Your task is to extract the lines from the one holding "Enumerate this screenshot's" through the end of the material. Set them down exactly and add nothing.

Exercise materials below:

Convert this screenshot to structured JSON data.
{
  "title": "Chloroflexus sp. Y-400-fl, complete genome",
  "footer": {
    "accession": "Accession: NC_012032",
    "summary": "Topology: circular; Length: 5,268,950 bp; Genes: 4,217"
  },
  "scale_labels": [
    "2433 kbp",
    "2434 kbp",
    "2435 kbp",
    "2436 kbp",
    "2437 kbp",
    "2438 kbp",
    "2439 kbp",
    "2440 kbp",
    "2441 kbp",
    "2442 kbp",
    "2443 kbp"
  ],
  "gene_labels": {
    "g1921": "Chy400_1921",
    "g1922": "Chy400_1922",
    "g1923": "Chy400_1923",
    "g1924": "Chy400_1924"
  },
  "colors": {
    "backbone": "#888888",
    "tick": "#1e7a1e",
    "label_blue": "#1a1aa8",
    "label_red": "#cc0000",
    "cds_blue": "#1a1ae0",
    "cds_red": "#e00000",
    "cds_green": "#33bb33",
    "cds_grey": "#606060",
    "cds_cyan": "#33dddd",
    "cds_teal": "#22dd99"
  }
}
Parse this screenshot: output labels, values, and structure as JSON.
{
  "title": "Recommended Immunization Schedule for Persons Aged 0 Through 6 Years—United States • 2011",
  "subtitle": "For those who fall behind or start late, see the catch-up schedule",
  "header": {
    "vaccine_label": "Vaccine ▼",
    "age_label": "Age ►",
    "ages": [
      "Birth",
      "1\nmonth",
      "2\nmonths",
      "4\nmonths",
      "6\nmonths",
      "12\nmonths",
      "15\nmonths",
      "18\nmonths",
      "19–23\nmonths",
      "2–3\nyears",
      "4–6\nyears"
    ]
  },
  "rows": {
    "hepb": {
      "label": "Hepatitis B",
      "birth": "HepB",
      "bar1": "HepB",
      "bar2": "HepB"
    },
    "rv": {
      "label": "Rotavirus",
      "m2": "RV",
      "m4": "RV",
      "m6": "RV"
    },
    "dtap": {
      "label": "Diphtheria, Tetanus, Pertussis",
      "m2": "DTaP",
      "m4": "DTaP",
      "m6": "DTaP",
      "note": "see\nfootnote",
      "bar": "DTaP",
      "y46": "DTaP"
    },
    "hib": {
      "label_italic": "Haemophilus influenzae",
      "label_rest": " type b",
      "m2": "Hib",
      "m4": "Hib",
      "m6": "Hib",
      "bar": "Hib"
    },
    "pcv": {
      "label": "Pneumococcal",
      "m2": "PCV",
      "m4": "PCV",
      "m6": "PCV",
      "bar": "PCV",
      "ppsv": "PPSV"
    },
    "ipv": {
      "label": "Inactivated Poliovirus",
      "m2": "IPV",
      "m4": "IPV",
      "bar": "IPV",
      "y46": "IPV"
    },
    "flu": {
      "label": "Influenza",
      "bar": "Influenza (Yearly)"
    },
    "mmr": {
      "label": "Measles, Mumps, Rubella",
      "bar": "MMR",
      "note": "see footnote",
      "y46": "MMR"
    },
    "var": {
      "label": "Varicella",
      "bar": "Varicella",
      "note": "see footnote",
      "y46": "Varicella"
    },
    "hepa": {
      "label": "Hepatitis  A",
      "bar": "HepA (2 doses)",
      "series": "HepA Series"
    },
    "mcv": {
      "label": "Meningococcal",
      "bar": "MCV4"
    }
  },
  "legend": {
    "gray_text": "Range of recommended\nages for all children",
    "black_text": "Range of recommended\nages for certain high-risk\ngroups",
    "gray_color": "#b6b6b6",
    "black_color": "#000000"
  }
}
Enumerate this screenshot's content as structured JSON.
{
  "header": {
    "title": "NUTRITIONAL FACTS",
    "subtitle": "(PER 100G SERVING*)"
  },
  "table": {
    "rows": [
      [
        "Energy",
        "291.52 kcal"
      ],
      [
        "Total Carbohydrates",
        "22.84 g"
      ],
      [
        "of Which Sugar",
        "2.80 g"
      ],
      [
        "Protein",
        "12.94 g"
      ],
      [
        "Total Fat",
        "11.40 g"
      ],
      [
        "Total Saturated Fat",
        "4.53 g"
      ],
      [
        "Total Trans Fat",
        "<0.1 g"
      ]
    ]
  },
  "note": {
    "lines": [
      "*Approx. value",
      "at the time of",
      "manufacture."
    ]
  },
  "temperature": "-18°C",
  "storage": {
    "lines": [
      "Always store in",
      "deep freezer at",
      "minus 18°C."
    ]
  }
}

End of Exercise materials.

* Answer box *
Enumerate this screenshot's content as structured JSON.
{
  "header": {
    "title": "NUTRITIONAL FACTS",
    "subtitle": "(PER 100G SERVING*)"
  },
  "table": {
    "rows": [
      [
        "Energy",
        "291.52 kcal"
      ],
      [
        "Total Carbohydrates",
        "22.84 g"
      ],
      [
        "of Which Sugar",
        "2.80 g"
      ],
      [
        "Protein",
        "12.94 g"
      ],
      [
        "Total Fat",
        "11.40 g"
      ],
      [
        "Total Saturated Fat",
        "4.53 g"
      ],
      [
        "Total Trans Fat",
        "<0.1 g"
      ]
    ]
  },
  "note": {
    "lines": [
      "*Approx. value",
      "at the time of",
      "manufacture."
    ]
  },
  "temperature": "-18°C",
  "storage": {
    "lines": [
      "Always store in",
      "deep freezer at",
      "minus 18°C."
    ]
  }
}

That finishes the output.